» **Required actions**:
- 1) From the forum thread on preparing 1 mg/ml BSA, list each distinct username that appears in square brackets, once each, in order of first appearance.
- 2) Quote the passage of the forum thread on preparing 1 mg/ml BSA that opens with the words containing "So my question, is" and closes with "of total solution.".

» **Exercise passage**:
Preparation of 1mg/ml BSA

[TytoAlba95]

I had to prepare 1mg/ml BSA for Total protein estimation by Lowry method. I was suggested to add 1ml distilled water to 1mg of BSA in a 2 ml ependoff tube, instead of adding distilled water upto the 1ml mark. The explanation that was given to me was, that, 1mg is a very small amount and it doesn't affect the total volume, much if we add that to 1ml of dH2O. Also as BSA crystals doesn't dissolve easily, and forms froth in the process of dissolving, it becomes more difficult to add water till the1ml mark, as the miniscus isn't formed.

So my question, is the rationale correct? (It sounds okay to me)
Should I be doing this for all solutions where the amount of solute is very less (<1g?)?

 

[Ygggdrasil]

It depends on how accurate you need to be. For most applications (e.g. preparing protein standards for common biochemical assays), the method you describe is fine. It is very difficult to measure out 1mg, so there will be a lot of error associated with that step, and using the marks on the Eppendorf tubes to measure out 1mL is also not very accurate, so adding 1mL of water to 1mg of BSA is probably not going to be much more accurate and reproducible than dissolving 1 mg of BSA to 1mL of total solution.

If you need more accuracy, I'd probably use an orthogonal method (e.g. UV/vis spectrophotometry) to measure the concentration of the solution you create and use that measured concentration as the real concentration rather than assuming it is 1 mg/mL.

 

[TytoAlba95]

Thank you.

 

[epenguin]

Common error or deformation amongst students and beginners (I guess induced by brainwashing and didactic terrorism) to do with high precision a procedure step when other steps before or after have intrinsically considerably less precision, thus wasted time and effort.

When you measure protein concentration by the Lowry method, you are dependent on the assumption that the extinction coefficient of the coloured product formed from your protein is the same as that formed your albumin standard (reflecting rough similarity(?) of amino acid compositions especially aromatic aa's between one and the other). Good luck with that. If you're measuring, I don't know, say total albumin levels in circulating blood, that may be good enough. And if you're only interested in the variation of these levels according to something else, well even a systematic error would not affect your conclusions very much. Yes it will practically always be a lot better than just order of magnitude, but I have known a case where estimating protein concentration of a purified protein of which only small quantities were available give the conclusion that there were four binding sites for certain ligands per protein molecule.Later better investigations some years later showed that instead there were six sites per molecule.

» **Extracted records**:
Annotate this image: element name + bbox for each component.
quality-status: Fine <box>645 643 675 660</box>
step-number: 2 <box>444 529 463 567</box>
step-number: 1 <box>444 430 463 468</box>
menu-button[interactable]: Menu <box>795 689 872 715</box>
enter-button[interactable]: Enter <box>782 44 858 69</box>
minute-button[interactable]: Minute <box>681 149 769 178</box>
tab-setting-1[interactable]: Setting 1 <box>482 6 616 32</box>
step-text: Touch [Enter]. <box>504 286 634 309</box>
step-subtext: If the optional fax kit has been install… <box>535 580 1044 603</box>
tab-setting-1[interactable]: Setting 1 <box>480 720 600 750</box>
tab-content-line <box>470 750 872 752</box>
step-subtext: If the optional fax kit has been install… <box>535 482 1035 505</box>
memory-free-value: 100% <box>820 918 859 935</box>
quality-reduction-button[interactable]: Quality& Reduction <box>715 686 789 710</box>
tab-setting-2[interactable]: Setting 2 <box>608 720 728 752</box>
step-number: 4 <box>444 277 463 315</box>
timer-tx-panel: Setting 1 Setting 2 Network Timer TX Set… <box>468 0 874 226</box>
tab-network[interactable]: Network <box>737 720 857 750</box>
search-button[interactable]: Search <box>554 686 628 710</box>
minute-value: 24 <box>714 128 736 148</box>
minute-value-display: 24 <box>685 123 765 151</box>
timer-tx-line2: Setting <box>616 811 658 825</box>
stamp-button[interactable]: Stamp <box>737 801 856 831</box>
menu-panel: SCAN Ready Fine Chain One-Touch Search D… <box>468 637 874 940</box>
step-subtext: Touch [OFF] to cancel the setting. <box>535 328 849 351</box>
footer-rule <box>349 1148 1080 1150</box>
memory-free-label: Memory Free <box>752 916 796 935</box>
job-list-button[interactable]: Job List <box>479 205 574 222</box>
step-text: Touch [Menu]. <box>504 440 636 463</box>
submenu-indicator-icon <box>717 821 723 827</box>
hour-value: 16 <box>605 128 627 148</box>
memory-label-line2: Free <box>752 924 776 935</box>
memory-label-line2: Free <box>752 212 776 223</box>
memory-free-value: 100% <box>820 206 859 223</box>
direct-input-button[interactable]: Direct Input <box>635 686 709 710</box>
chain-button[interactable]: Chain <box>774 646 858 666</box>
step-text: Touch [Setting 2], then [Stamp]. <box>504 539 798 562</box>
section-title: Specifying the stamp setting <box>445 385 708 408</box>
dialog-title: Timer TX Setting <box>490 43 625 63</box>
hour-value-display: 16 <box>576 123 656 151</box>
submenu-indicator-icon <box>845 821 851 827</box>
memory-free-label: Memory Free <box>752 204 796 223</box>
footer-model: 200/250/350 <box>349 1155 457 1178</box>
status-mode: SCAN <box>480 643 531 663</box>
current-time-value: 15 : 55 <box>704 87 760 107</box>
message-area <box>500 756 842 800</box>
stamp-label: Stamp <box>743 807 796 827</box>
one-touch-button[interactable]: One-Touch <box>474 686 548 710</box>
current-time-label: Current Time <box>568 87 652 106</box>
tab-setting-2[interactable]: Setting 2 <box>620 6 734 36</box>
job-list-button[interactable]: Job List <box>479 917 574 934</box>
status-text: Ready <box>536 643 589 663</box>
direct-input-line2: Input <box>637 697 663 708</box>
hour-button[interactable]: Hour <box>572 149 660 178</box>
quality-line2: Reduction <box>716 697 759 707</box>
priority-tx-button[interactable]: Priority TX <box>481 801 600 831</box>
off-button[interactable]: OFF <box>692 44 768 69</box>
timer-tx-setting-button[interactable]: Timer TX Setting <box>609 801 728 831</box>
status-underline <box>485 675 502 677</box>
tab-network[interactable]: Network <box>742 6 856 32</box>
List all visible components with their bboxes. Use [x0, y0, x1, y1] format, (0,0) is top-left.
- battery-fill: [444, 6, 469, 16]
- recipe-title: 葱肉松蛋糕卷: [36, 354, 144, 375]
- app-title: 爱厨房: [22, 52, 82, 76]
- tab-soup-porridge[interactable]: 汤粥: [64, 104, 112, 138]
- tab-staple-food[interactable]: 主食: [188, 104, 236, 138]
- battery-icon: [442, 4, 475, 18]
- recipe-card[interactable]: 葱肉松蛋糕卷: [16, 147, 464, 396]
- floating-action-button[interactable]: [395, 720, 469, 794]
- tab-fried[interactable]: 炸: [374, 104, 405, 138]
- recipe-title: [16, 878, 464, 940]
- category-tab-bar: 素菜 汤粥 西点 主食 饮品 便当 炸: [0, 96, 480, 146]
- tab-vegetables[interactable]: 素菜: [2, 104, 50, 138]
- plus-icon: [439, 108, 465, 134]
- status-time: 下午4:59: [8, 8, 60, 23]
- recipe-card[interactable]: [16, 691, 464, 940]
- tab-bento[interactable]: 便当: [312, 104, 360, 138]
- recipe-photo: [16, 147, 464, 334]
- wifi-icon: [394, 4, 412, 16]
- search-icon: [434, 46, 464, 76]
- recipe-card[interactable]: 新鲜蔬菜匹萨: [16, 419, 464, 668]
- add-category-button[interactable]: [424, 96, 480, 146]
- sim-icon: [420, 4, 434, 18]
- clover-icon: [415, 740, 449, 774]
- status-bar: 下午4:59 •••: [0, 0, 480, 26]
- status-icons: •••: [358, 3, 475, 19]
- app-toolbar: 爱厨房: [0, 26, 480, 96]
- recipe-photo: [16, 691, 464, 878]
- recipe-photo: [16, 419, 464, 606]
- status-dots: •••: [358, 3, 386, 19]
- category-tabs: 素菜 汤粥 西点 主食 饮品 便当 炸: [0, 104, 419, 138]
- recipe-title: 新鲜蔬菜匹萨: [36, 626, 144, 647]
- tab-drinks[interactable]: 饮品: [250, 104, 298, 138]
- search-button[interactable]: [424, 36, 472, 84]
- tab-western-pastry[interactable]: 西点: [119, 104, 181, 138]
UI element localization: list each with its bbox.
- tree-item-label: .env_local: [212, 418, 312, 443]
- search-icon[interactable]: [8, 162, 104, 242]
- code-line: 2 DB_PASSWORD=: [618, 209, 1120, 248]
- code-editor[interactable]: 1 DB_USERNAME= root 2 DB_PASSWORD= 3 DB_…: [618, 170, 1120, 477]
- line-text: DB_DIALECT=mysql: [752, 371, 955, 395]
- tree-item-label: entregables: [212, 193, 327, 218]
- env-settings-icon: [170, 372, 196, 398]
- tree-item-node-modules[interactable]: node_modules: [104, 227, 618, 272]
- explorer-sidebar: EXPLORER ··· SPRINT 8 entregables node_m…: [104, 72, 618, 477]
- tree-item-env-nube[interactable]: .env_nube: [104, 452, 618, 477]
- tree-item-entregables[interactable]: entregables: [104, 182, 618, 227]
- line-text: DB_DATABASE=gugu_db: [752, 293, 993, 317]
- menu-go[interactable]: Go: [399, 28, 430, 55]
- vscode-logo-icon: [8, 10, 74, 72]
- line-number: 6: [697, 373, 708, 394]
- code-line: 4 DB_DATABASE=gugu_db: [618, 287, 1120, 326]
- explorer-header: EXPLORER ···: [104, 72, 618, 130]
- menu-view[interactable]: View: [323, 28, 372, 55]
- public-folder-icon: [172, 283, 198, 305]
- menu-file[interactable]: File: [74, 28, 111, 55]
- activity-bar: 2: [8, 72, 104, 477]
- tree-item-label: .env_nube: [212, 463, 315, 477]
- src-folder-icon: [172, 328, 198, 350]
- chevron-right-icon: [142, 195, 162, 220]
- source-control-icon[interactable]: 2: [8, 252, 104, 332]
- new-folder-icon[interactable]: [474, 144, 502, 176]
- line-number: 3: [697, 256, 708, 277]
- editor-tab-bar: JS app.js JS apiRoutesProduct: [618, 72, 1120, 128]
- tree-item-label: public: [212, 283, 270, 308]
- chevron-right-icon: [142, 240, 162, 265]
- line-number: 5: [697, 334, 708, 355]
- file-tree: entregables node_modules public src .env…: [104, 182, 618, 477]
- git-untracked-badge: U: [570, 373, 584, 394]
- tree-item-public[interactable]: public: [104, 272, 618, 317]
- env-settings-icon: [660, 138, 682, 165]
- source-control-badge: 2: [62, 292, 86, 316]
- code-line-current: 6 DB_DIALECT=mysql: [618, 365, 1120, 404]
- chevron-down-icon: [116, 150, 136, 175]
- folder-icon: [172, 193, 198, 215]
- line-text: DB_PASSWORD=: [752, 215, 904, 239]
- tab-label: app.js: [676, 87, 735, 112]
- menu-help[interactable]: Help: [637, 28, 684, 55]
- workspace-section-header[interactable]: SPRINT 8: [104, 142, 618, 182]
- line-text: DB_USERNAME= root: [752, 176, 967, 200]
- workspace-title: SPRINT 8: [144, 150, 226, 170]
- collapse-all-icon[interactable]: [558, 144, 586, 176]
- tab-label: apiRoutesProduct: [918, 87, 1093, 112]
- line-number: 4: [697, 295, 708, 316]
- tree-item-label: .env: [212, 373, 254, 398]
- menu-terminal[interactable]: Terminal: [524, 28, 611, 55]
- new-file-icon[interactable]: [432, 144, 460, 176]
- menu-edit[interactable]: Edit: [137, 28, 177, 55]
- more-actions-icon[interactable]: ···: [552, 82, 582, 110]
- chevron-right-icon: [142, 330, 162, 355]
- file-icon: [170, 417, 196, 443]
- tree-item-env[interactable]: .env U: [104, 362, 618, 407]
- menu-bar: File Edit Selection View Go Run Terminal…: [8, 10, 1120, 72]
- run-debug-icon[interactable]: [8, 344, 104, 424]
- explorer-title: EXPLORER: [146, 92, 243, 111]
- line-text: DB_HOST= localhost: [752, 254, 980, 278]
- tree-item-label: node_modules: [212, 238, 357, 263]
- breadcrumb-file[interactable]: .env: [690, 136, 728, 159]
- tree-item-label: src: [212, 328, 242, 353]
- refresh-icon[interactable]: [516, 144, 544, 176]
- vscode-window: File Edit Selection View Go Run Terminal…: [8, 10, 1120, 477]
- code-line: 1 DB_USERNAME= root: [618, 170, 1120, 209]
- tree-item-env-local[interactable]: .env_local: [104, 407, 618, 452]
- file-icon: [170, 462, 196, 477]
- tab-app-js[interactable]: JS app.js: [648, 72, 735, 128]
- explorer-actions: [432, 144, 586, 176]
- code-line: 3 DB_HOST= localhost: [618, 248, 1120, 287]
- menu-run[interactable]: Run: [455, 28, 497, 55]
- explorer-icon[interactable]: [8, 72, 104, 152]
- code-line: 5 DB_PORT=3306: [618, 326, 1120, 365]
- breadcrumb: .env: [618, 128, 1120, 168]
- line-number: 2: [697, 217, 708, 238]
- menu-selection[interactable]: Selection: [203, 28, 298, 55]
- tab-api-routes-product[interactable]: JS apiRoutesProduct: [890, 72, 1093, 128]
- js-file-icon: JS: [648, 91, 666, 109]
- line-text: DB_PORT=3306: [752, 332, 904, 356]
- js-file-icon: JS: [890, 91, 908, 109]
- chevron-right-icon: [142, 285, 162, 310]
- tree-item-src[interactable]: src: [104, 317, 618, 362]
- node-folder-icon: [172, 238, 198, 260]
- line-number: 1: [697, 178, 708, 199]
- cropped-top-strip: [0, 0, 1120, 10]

» **Responses per task**:
- 1) TytoAlba95, Ygggdrasil, epenguin

- 2)
So my question, is the rationale correct? (It sounds okay to me)
Should I be doing this for all solutions where the amount of solute is very less (<1g?)?

 

[Ygggdrasil]

It depends on how accurate you need to be. For most applications (e.g. preparing protein standards for common biochemical assays), the method you describe is fine. It is very difficult to measure out 1mg, so there will be a lot of error associated with that step, and using the marks on the Eppendorf tubes to measure out 1mL is also not very accurate, so adding 1mL of water to 1mg of BSA is probably not going to be much more accurate and reproducible than dissolving 1 mg of BSA to 1mL of total solution.